(Entries from a dataset)
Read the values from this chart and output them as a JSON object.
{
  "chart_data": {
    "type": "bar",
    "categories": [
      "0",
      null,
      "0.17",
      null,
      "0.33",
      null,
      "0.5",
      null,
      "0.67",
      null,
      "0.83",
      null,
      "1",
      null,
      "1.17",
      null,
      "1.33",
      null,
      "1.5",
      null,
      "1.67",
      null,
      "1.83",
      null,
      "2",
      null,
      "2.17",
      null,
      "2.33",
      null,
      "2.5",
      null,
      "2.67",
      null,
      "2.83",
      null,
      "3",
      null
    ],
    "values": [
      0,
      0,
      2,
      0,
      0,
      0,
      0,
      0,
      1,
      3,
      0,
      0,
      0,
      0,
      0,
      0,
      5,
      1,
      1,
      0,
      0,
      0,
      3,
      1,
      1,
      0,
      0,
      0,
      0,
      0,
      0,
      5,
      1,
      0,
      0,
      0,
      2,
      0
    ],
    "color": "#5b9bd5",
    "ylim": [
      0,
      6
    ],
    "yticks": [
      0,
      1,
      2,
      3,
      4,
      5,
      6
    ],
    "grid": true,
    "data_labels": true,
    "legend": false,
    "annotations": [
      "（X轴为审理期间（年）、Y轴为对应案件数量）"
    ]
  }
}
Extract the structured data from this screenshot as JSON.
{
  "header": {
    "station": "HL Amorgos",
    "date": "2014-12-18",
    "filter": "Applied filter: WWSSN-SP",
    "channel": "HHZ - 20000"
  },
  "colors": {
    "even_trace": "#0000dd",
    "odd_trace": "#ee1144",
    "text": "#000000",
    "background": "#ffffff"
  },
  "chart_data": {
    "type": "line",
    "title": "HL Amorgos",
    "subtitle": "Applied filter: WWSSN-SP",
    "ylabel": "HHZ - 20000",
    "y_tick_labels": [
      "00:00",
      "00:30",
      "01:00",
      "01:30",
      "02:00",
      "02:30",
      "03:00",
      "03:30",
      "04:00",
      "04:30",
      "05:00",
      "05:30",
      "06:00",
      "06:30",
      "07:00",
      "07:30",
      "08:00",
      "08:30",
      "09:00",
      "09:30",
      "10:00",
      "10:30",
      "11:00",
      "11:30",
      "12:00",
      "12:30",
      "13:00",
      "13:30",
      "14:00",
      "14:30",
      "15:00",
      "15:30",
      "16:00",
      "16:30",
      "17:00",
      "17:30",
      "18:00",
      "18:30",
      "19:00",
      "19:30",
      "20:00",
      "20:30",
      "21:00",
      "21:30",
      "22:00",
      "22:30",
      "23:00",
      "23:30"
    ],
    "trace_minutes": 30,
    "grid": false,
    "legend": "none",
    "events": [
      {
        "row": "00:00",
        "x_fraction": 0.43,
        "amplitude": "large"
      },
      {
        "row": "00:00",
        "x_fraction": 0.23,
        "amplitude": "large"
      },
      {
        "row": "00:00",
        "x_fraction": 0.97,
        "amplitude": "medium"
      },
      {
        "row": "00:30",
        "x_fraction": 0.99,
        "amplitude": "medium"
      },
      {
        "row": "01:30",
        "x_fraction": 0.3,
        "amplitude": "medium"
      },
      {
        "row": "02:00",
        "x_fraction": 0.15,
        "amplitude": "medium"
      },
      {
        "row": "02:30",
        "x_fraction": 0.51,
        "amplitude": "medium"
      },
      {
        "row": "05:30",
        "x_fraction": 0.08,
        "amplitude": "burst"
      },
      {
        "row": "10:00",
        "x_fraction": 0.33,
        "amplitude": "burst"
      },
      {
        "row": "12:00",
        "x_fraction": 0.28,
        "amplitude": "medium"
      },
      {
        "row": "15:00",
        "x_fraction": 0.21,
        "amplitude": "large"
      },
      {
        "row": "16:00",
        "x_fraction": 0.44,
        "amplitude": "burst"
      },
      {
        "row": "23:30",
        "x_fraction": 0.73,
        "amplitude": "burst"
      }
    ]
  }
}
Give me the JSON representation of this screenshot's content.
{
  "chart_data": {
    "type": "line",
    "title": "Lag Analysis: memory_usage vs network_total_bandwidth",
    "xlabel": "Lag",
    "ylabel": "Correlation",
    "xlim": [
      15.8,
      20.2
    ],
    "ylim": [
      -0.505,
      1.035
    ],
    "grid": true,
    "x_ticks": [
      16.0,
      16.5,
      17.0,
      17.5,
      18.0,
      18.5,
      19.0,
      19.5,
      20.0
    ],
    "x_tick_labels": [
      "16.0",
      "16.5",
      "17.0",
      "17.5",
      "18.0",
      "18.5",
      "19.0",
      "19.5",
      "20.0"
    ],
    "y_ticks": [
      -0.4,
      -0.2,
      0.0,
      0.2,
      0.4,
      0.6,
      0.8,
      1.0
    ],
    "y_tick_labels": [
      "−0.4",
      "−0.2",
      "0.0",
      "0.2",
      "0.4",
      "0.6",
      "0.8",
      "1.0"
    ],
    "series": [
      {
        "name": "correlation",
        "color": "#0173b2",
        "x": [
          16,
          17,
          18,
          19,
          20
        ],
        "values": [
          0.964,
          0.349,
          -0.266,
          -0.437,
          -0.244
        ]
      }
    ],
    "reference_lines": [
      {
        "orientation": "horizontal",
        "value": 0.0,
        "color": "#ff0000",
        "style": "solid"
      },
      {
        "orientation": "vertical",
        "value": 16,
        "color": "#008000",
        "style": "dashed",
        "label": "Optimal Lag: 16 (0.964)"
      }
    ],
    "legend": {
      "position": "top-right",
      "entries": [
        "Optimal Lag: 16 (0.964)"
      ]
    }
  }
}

What is required >> Give only the number of lines in the data that hold the string "screenshot".

Task output >> 2